• **EXERCISE BRIEF**
Gather all lines containing the string "messages" and copy them out.

* Begin RECORDED DATA *

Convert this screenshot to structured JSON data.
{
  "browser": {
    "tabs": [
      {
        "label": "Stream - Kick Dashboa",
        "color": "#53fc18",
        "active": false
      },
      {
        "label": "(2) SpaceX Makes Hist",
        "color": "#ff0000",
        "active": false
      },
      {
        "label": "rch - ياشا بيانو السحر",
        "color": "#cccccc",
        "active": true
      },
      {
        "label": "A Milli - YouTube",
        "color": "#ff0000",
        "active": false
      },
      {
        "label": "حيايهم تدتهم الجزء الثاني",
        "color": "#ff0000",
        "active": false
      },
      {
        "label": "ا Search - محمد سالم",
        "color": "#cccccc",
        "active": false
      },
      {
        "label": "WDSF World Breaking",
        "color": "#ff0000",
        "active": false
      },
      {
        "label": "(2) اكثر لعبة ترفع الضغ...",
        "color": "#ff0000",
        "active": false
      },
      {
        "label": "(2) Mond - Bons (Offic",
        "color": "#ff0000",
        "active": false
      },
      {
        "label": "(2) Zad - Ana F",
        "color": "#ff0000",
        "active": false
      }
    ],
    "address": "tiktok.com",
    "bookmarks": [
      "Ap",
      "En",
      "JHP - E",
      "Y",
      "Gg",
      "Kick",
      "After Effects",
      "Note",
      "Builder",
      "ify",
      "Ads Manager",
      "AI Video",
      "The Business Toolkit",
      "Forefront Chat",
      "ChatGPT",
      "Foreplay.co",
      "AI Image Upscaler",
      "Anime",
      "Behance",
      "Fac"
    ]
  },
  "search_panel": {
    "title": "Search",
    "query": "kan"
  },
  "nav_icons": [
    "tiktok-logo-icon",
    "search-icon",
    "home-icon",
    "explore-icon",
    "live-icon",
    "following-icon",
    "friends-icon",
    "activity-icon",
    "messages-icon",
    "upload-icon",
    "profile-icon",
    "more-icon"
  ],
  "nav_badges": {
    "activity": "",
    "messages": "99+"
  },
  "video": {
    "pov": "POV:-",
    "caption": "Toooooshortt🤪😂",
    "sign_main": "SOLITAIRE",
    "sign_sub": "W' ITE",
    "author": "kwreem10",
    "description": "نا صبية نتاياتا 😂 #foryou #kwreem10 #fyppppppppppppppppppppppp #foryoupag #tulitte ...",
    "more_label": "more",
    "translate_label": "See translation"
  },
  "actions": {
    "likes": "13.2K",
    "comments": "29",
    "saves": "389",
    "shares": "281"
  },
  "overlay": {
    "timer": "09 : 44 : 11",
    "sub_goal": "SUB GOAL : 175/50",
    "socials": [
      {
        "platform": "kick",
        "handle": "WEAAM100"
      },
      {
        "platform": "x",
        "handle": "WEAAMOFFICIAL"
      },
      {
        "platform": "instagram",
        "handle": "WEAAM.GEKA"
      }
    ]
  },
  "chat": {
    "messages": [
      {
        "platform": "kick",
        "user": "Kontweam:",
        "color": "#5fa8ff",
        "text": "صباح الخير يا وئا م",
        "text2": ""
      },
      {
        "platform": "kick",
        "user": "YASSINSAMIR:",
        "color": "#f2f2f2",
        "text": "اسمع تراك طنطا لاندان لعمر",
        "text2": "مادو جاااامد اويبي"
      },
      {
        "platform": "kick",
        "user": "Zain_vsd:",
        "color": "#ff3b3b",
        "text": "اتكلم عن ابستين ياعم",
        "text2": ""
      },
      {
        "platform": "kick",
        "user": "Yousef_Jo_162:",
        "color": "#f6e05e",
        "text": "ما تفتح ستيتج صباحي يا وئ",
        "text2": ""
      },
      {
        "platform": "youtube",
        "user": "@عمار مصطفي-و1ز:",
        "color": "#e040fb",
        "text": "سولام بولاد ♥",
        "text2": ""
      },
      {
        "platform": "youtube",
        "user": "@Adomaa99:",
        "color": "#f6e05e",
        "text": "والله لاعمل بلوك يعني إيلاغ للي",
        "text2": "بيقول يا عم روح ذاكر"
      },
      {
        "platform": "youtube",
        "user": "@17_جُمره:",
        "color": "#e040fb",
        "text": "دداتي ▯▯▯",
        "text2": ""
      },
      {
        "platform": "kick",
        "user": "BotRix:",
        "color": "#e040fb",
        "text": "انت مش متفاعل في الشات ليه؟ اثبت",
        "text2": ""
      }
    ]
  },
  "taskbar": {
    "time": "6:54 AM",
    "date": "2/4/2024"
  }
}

* End RECORDED DATA *

• **THE OUTPUT**
    "messages-icon",
    "messages": "99+"
    "messages": [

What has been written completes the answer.